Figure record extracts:
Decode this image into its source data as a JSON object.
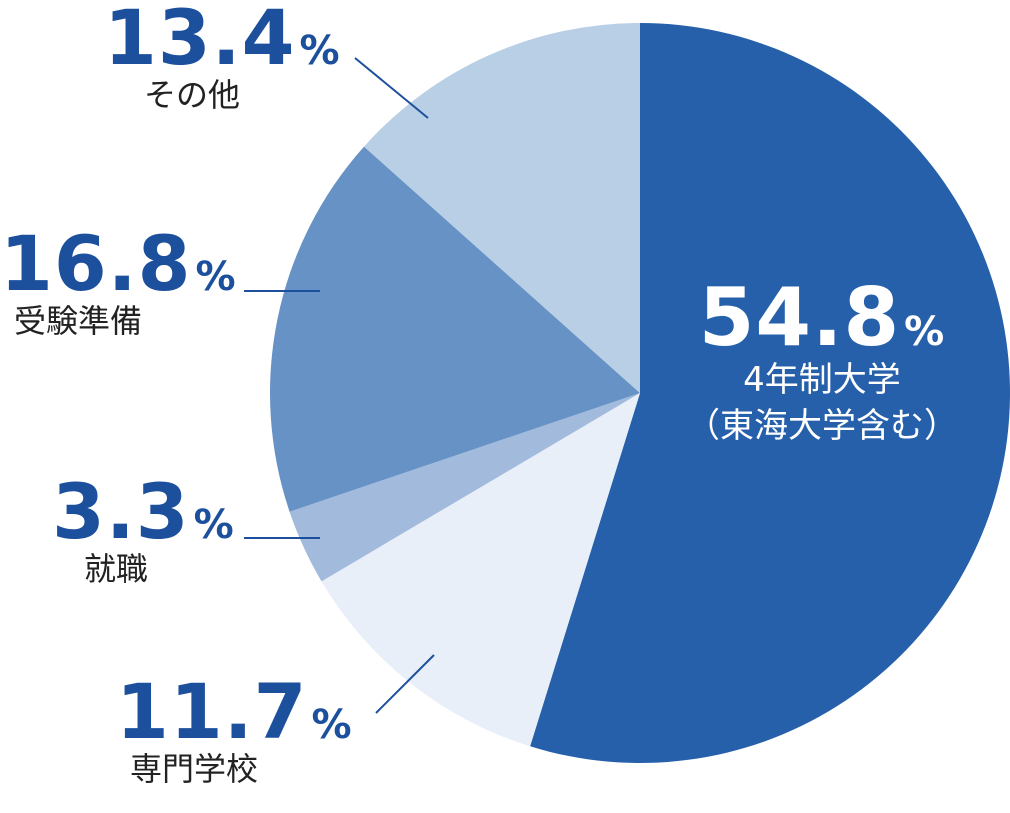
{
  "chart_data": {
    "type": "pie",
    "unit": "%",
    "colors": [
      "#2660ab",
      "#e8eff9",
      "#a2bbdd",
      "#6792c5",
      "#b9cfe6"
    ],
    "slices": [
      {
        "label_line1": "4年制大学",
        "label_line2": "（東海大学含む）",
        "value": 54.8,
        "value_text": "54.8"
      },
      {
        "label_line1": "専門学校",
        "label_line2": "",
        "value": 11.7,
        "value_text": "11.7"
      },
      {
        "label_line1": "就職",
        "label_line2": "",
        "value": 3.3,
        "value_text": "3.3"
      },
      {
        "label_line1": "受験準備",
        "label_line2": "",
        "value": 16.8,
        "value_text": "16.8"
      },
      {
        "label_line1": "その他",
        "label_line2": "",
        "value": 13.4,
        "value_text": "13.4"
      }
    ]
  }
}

Direction
Transcribe the records verbatim and omit the images.

Solution
Decode this image into its source data as a JSON object.
{
  "chart_data": {
    "type": "pie",
    "unit": "%",
    "colors": [
      "#2660ab",
      "#e8eff9",
      "#a2bbdd",
      "#6792c5",
      "#b9cfe6"
    ],
    "slices": [
      {
        "label_line1": "4年制大学",
        "label_line2": "（東海大学含む）",
        "value": 54.8,
        "value_text": "54.8"
      },
      {
        "label_line1": "専門学校",
        "label_line2": "",
        "value": 11.7,
        "value_text": "11.7"
      },
      {
        "label_line1": "就職",
        "label_line2": "",
        "value": 3.3,
        "value_text": "3.3"
      },
      {
        "label_line1": "受験準備",
        "label_line2": "",
        "value": 16.8,
        "value_text": "16.8"
      },
      {
        "label_line1": "その他",
        "label_line2": "",
        "value": 13.4,
        "value_text": "13.4"
      }
    ]
  }
}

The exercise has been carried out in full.